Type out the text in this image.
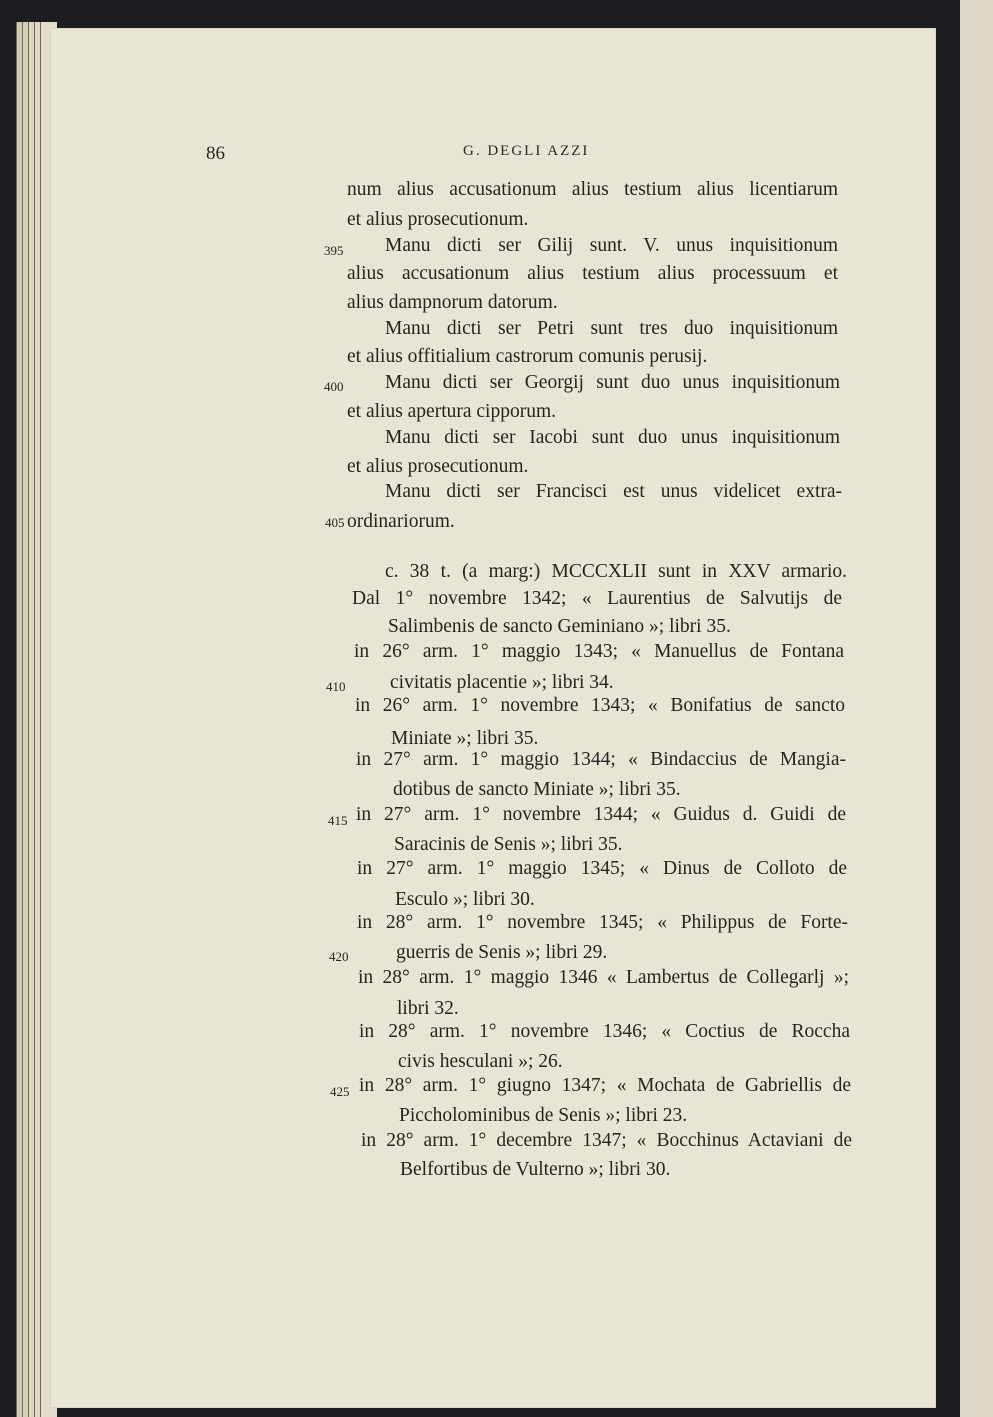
86	G. DEGLI AZZI
num alius accusationum alius testium alius licentiarum
et alius prosecutionum.
Manu dicti ser Gilij sunt. V. unus inquisitionum
alius accusationum alius testium alius processuum et
alius dampnorum datorum.
Manu dicti ser Petri sunt tres duo inquisitionum
et alius offitialium castrorum comunis perusij.
Manu dicti ser Georgij sunt duo unus inquisitionum
et alius apertura cipporum.
Manu dicti ser Iacobi sunt duo unus inquisitionum
et alius prosecutionum.
Manu dicti ser Francisci est unus videlicet extra-
ordinariorum.
c. 38 t. (a marg:) MCCCXLII sunt in XXV armario.
Dal 1° novembre 1342; « Laurentius de Salvutijs de
Salimbenis de sancto Geminiano »; libri 35.
in 26° arm. 1° maggio 1343; « Manuellus de Fontana
civitatis placentie »; libri 34.
in 26° arm. 1° novembre 1343; « Bonifatius de sancto
Miniate »; libri 35.
in 27° arm. 1° maggio 1344; « Bindaccius de Mangia-
dotibus de sancto Miniate »; libri 35.
in 27° arm. 1° novembre 1344; « Guidus d. Guidi de
Saracinis de Senis »; libri 35.
in 27° arm. 1° maggio 1345; « Dinus de Colloto de
Esculo »; libri 30.
in 28° arm. 1° novembre 1345; « Philippus de Forte-
guerris de Senis »; libri 29.
in 28° arm. 1° maggio 1346 « Lambertus de Collegarlj »;
libri 32.
in 28° arm. 1° novembre 1346; « Coctius de Roccha
civis hesculani »; 26.
in 28° arm. 1° giugno 1347; « Mochata de Gabriellis de
Piccholominibus de Senis »; libri 23.
in 28° arm. 1° decembre 1347; « Bocchinus Actaviani de
Belfortibus de Vulterno »; libri 30.
395
400
405
410
415
420
425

The task —
What is the number of lines in the records that contain "maggio"? Give that number only.

Output for this exercise —
4